→ Instructions to follow:
Filter the data for lines with the word "poiketa", then copy every line so identified.

→ Records for this task:

>> BEGIN

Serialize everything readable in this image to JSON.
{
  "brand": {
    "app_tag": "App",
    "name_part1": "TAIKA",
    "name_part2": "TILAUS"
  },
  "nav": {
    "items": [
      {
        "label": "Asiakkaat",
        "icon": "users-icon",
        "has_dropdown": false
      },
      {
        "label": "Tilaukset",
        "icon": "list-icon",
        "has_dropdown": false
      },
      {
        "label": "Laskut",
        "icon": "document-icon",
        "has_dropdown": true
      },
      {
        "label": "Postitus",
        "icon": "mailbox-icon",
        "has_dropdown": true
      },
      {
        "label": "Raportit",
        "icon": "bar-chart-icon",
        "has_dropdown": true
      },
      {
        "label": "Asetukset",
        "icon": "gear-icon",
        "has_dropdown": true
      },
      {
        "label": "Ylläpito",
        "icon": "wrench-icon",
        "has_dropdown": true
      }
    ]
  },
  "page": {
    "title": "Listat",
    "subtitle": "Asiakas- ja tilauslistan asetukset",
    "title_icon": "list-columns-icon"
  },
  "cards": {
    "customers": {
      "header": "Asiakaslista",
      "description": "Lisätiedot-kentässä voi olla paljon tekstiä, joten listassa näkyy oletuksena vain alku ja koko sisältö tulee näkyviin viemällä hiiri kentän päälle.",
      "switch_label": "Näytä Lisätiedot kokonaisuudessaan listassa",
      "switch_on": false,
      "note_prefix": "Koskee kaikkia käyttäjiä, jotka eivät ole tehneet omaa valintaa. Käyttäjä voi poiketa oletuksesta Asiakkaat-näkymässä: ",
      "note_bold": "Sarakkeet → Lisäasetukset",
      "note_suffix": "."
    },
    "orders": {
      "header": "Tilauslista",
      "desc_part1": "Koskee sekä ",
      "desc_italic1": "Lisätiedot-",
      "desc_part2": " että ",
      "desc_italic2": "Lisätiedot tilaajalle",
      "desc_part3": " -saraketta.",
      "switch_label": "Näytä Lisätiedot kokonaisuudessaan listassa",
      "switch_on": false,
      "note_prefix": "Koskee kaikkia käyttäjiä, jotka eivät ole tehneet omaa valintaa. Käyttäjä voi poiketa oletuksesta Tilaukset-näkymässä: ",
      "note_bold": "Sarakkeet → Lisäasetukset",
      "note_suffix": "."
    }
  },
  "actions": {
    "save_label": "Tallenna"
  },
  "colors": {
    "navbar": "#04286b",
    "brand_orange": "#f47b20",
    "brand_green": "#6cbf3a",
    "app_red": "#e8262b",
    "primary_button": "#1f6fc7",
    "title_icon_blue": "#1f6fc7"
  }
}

>> END

→ In response:
      "note_prefix": "Koskee kaikkia käyttäjiä, jotka eivät ole tehneet omaa valintaa. Käyttäjä voi poiketa oletuksesta Asiakkaat-näkymässä: ",
      "note_prefix": "Koskee kaikkia käyttäjiä, jotka eivät ole tehneet omaa valintaa. Käyttäjä voi poiketa oletuksesta Tilaukset-näkymässä: ",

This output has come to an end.